(Data extracted from a collection)
==============================

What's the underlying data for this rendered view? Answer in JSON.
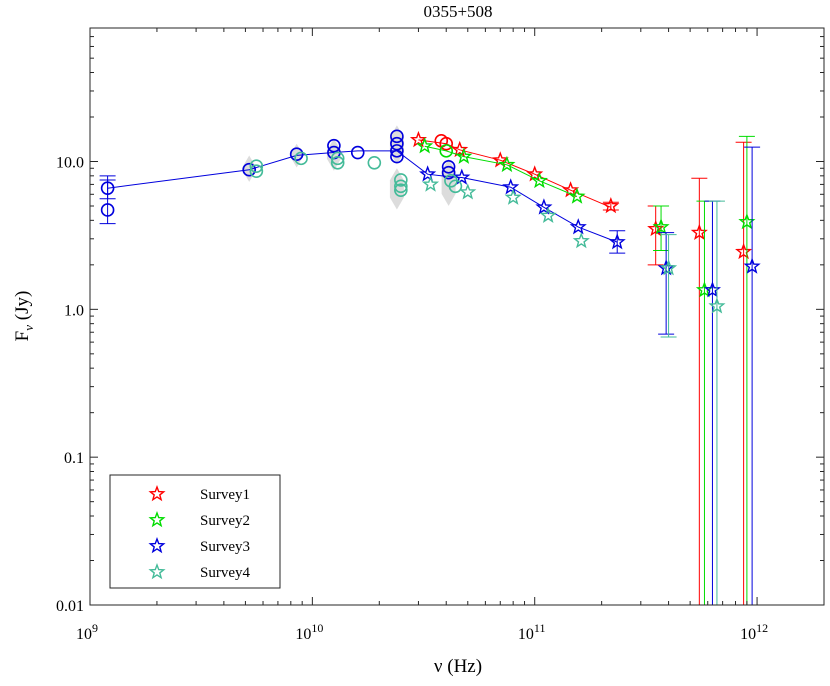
{
  "chart_data": {
    "type": "scatter",
    "title": "0355+508",
    "xlabel": "ν (Hz)",
    "ylabel_main": "F",
    "ylabel_sub": "ν",
    "ylabel_unit": " (Jy)",
    "xscale": "log",
    "yscale": "log",
    "xlim": [
      1000000000.0,
      2000000000000.0
    ],
    "ylim": [
      0.01,
      80
    ],
    "x_ticks": [
      {
        "value": 1000000000.0,
        "base": "10",
        "exp": "9"
      },
      {
        "value": 10000000000.0,
        "base": "10",
        "exp": "10"
      },
      {
        "value": 100000000000.0,
        "base": "10",
        "exp": "11"
      },
      {
        "value": 1000000000000.0,
        "base": "10",
        "exp": "12"
      }
    ],
    "y_ticks": [
      {
        "value": 0.01,
        "label": "0.01"
      },
      {
        "value": 0.1,
        "label": "0.1"
      },
      {
        "value": 1,
        "label": "1.0"
      },
      {
        "value": 10,
        "label": "10.0"
      }
    ],
    "legend_position": "bottom-left",
    "series": [
      {
        "name": "Survey1",
        "color": "#ff0000",
        "line": [
          [
            30000000000.0,
            14.0
          ],
          [
            40000000000.0,
            13.2
          ],
          [
            46000000000.0,
            12.0
          ],
          [
            70000000000.0,
            10.2
          ],
          [
            100000000000.0,
            8.2
          ],
          [
            145000000000.0,
            6.4
          ],
          [
            220000000000.0,
            4.9
          ]
        ],
        "circles": [
          [
            38000000000.0,
            13.8
          ],
          [
            40000000000.0,
            13.2
          ]
        ],
        "stars": [
          [
            30000000000.0,
            14.0
          ],
          [
            46000000000.0,
            12.0
          ],
          [
            70000000000.0,
            10.2
          ],
          [
            100000000000.0,
            8.2
          ],
          [
            145000000000.0,
            6.4
          ],
          [
            220000000000.0,
            5.0
          ],
          [
            350000000000.0,
            3.5
          ],
          [
            550000000000.0,
            3.3
          ],
          [
            870000000000.0,
            2.45
          ]
        ],
        "errors": [
          [
            220000000000.0,
            4.7,
            5.3
          ],
          [
            350000000000.0,
            2.0,
            5.0
          ],
          [
            550000000000.0,
            0.01,
            7.7
          ],
          [
            870000000000.0,
            0.01,
            13.5
          ]
        ]
      },
      {
        "name": "Survey2",
        "color": "#00dd00",
        "line": [
          [
            32000000000.0,
            12.7
          ],
          [
            40000000000.0,
            11.8
          ],
          [
            48000000000.0,
            10.8
          ],
          [
            75000000000.0,
            9.5
          ],
          [
            105000000000.0,
            7.4
          ],
          [
            155000000000.0,
            5.8
          ]
        ],
        "circles": [
          [
            40000000000.0,
            11.8
          ]
        ],
        "stars": [
          [
            32000000000.0,
            12.7
          ],
          [
            48000000000.0,
            10.8
          ],
          [
            75000000000.0,
            9.5
          ],
          [
            105000000000.0,
            7.4
          ],
          [
            155000000000.0,
            5.8
          ],
          [
            370000000000.0,
            3.6
          ],
          [
            580000000000.0,
            1.35
          ],
          [
            900000000000.0,
            3.9
          ]
        ],
        "errors": [
          [
            370000000000.0,
            2.5,
            5.0
          ],
          [
            580000000000.0,
            0.01,
            5.4
          ],
          [
            900000000000.0,
            0.01,
            14.8
          ]
        ]
      },
      {
        "name": "Survey3",
        "color": "#0000dd",
        "line": [
          [
            1200000000.0,
            6.6
          ],
          [
            5200000000.0,
            8.8
          ],
          [
            8500000000.0,
            11.0
          ],
          [
            12500000000.0,
            11.5
          ],
          [
            16000000000.0,
            11.8
          ],
          [
            24000000000.0,
            11.8
          ],
          [
            33000000000.0,
            8.2
          ],
          [
            41000000000.0,
            7.9
          ],
          [
            47000000000.0,
            7.8
          ],
          [
            78000000000.0,
            6.7
          ],
          [
            110000000000.0,
            4.9
          ],
          [
            157000000000.0,
            3.6
          ],
          [
            235000000000.0,
            2.85
          ]
        ],
        "circles": [
          [
            1200000000.0,
            6.6
          ],
          [
            1200000000.0,
            4.7
          ],
          [
            5200000000.0,
            8.8
          ],
          [
            8500000000.0,
            11.2
          ],
          [
            12500000000.0,
            12.8
          ],
          [
            12500000000.0,
            11.5
          ],
          [
            16000000000.0,
            11.5
          ],
          [
            24000000000.0,
            14.8
          ],
          [
            24000000000.0,
            13.2
          ],
          [
            24000000000.0,
            11.8
          ],
          [
            24000000000.0,
            10.8
          ],
          [
            41000000000.0,
            9.2
          ],
          [
            41000000000.0,
            8.4
          ]
        ],
        "stars": [
          [
            33000000000.0,
            8.2
          ],
          [
            47000000000.0,
            7.8
          ],
          [
            78000000000.0,
            6.7
          ],
          [
            110000000000.0,
            4.9
          ],
          [
            157000000000.0,
            3.6
          ],
          [
            235000000000.0,
            2.85
          ],
          [
            390000000000.0,
            1.9
          ],
          [
            630000000000.0,
            1.35
          ],
          [
            950000000000.0,
            1.95
          ]
        ],
        "errors": [
          [
            1200000000.0,
            3.8,
            8.0
          ],
          [
            1200000000.0,
            5.6,
            7.5
          ],
          [
            235000000000.0,
            2.4,
            3.4
          ],
          [
            390000000000.0,
            0.68,
            3.3
          ],
          [
            630000000000.0,
            0.01,
            5.4
          ],
          [
            950000000000.0,
            0.01,
            12.5
          ]
        ]
      },
      {
        "name": "Survey4",
        "color": "#44bb99",
        "line": [],
        "circles": [
          [
            5600000000.0,
            9.3
          ],
          [
            5600000000.0,
            8.6
          ],
          [
            8900000000.0,
            10.5
          ],
          [
            13000000000.0,
            10.5
          ],
          [
            13000000000.0,
            9.8
          ],
          [
            19000000000.0,
            9.8
          ],
          [
            25000000000.0,
            7.5
          ],
          [
            25000000000.0,
            6.8
          ],
          [
            25000000000.0,
            6.4
          ],
          [
            42000000000.0,
            7.4
          ],
          [
            44000000000.0,
            6.8
          ]
        ],
        "stars": [
          [
            34000000000.0,
            7.0
          ],
          [
            50000000000.0,
            6.2
          ],
          [
            80000000000.0,
            5.7
          ],
          [
            115000000000.0,
            4.3
          ],
          [
            162000000000.0,
            2.9
          ],
          [
            400000000000.0,
            1.9
          ],
          [
            660000000000.0,
            1.05
          ]
        ],
        "errors": [
          [
            400000000000.0,
            0.65,
            3.2
          ],
          [
            660000000000.0,
            0.01,
            5.4
          ]
        ]
      }
    ],
    "shaded_regions": [
      [
        5200000000.0,
        8.0,
        10.0
      ],
      [
        8500000000.0,
        10.0,
        12.0
      ],
      [
        12500000000.0,
        9.5,
        13.0
      ],
      [
        24000000000.0,
        10.5,
        16.0
      ],
      [
        24000000000.0,
        5.2,
        8.2
      ],
      [
        41000000000.0,
        5.5,
        9.5
      ]
    ]
  }
}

==============================

* WRITTEN INSTRUCTION
Return all of the entries exactly as written, but drop any pictures they hold.

* ANSWER TO THE TASK
What's the underlying data for this rendered view? Answer in JSON.
{
  "chart_data": {
    "type": "scatter",
    "title": "0355+508",
    "xlabel": "ν (Hz)",
    "ylabel_main": "F",
    "ylabel_sub": "ν",
    "ylabel_unit": " (Jy)",
    "xscale": "log",
    "yscale": "log",
    "xlim": [
      1000000000.0,
      2000000000000.0
    ],
    "ylim": [
      0.01,
      80
    ],
    "x_ticks": [
      {
        "value": 1000000000.0,
        "base": "10",
        "exp": "9"
      },
      {
        "value": 10000000000.0,
        "base": "10",
        "exp": "10"
      },
      {
        "value": 100000000000.0,
        "base": "10",
        "exp": "11"
      },
      {
        "value": 1000000000000.0,
        "base": "10",
        "exp": "12"
      }
    ],
    "y_ticks": [
      {
        "value": 0.01,
        "label": "0.01"
      },
      {
        "value": 0.1,
        "label": "0.1"
      },
      {
        "value": 1,
        "label": "1.0"
      },
      {
        "value": 10,
        "label": "10.0"
      }
    ],
    "legend_position": "bottom-left",
    "series": [
      {
        "name": "Survey1",
        "color": "#ff0000",
        "line": [
          [
            30000000000.0,
            14.0
          ],
          [
            40000000000.0,
            13.2
          ],
          [
            46000000000.0,
            12.0
          ],
          [
            70000000000.0,
            10.2
          ],
          [
            100000000000.0,
            8.2
          ],
          [
            145000000000.0,
            6.4
          ],
          [
            220000000000.0,
            4.9
          ]
        ],
        "circles": [
          [
            38000000000.0,
            13.8
          ],
          [
            40000000000.0,
            13.2
          ]
        ],
        "stars": [
          [
            30000000000.0,
            14.0
          ],
          [
            46000000000.0,
            12.0
          ],
          [
            70000000000.0,
            10.2
          ],
          [
            100000000000.0,
            8.2
          ],
          [
            145000000000.0,
            6.4
          ],
          [
            220000000000.0,
            5.0
          ],
          [
            350000000000.0,
            3.5
          ],
          [
            550000000000.0,
            3.3
          ],
          [
            870000000000.0,
            2.45
          ]
        ],
        "errors": [
          [
            220000000000.0,
            4.7,
            5.3
          ],
          [
            350000000000.0,
            2.0,
            5.0
          ],
          [
            550000000000.0,
            0.01,
            7.7
          ],
          [
            870000000000.0,
            0.01,
            13.5
          ]
        ]
      },
      {
        "name": "Survey2",
        "color": "#00dd00",
        "line": [
          [
            32000000000.0,
            12.7
          ],
          [
            40000000000.0,
            11.8
          ],
          [
            48000000000.0,
            10.8
          ],
          [
            75000000000.0,
            9.5
          ],
          [
            105000000000.0,
            7.4
          ],
          [
            155000000000.0,
            5.8
          ]
        ],
        "circles": [
          [
            40000000000.0,
            11.8
          ]
        ],
        "stars": [
          [
            32000000000.0,
            12.7
          ],
          [
            48000000000.0,
            10.8
          ],
          [
            75000000000.0,
            9.5
          ],
          [
            105000000000.0,
            7.4
          ],
          [
            155000000000.0,
            5.8
          ],
          [
            370000000000.0,
            3.6
          ],
          [
            580000000000.0,
            1.35
          ],
          [
            900000000000.0,
            3.9
          ]
        ],
        "errors": [
          [
            370000000000.0,
            2.5,
            5.0
          ],
          [
            580000000000.0,
            0.01,
            5.4
          ],
          [
            900000000000.0,
            0.01,
            14.8
          ]
        ]
      },
      {
        "name": "Survey3",
        "color": "#0000dd",
        "line": [
          [
            1200000000.0,
            6.6
          ],
          [
            5200000000.0,
            8.8
          ],
          [
            8500000000.0,
            11.0
          ],
          [
            12500000000.0,
            11.5
          ],
          [
            16000000000.0,
            11.8
          ],
          [
            24000000000.0,
            11.8
          ],
          [
            33000000000.0,
            8.2
          ],
          [
            41000000000.0,
            7.9
          ],
          [
            47000000000.0,
            7.8
          ],
          [
            78000000000.0,
            6.7
          ],
          [
            110000000000.0,
            4.9
          ],
          [
            157000000000.0,
            3.6
          ],
          [
            235000000000.0,
            2.85
          ]
        ],
        "circles": [
          [
            1200000000.0,
            6.6
          ],
          [
            1200000000.0,
            4.7
          ],
          [
            5200000000.0,
            8.8
          ],
          [
            8500000000.0,
            11.2
          ],
          [
            12500000000.0,
            12.8
          ],
          [
            12500000000.0,
            11.5
          ],
          [
            16000000000.0,
            11.5
          ],
          [
            24000000000.0,
            14.8
          ],
          [
            24000000000.0,
            13.2
          ],
          [
            24000000000.0,
            11.8
          ],
          [
            24000000000.0,
            10.8
          ],
          [
            41000000000.0,
            9.2
          ],
          [
            41000000000.0,
            8.4
          ]
        ],
        "stars": [
          [
            33000000000.0,
            8.2
          ],
          [
            47000000000.0,
            7.8
          ],
          [
            78000000000.0,
            6.7
          ],
          [
            110000000000.0,
            4.9
          ],
          [
            157000000000.0,
            3.6
          ],
          [
            235000000000.0,
            2.85
          ],
          [
            390000000000.0,
            1.9
          ],
          [
            630000000000.0,
            1.35
          ],
          [
            950000000000.0,
            1.95
          ]
        ],
        "errors": [
          [
            1200000000.0,
            3.8,
            8.0
          ],
          [
            1200000000.0,
            5.6,
            7.5
          ],
          [
            235000000000.0,
            2.4,
            3.4
          ],
          [
            390000000000.0,
            0.68,
            3.3
          ],
          [
            630000000000.0,
            0.01,
            5.4
          ],
          [
            950000000000.0,
            0.01,
            12.5
          ]
        ]
      },
      {
        "name": "Survey4",
        "color": "#44bb99",
        "line": [],
        "circles": [
          [
            5600000000.0,
            9.3
          ],
          [
            5600000000.0,
            8.6
          ],
          [
            8900000000.0,
            10.5
          ],
          [
            13000000000.0,
            10.5
          ],
          [
            13000000000.0,
            9.8
          ],
          [
            19000000000.0,
            9.8
          ],
          [
            25000000000.0,
            7.5
          ],
          [
            25000000000.0,
            6.8
          ],
          [
            25000000000.0,
            6.4
          ],
          [
            42000000000.0,
            7.4
          ],
          [
            44000000000.0,
            6.8
          ]
        ],
        "stars": [
          [
            34000000000.0,
            7.0
          ],
          [
            50000000000.0,
            6.2
          ],
          [
            80000000000.0,
            5.7
          ],
          [
            115000000000.0,
            4.3
          ],
          [
            162000000000.0,
            2.9
          ],
          [
            400000000000.0,
            1.9
          ],
          [
            660000000000.0,
            1.05
          ]
        ],
        "errors": [
          [
            400000000000.0,
            0.65,
            3.2
          ],
          [
            660000000000.0,
            0.01,
            5.4
          ]
        ]
      }
    ],
    "shaded_regions": [
      [
        5200000000.0,
        8.0,
        10.0
      ],
      [
        8500000000.0,
        10.0,
        12.0
      ],
      [
        12500000000.0,
        9.5,
        13.0
      ],
      [
        24000000000.0,
        10.5,
        16.0
      ],
      [
        24000000000.0,
        5.2,
        8.2
      ],
      [
        41000000000.0,
        5.5,
        9.5
      ]
    ]
  }
}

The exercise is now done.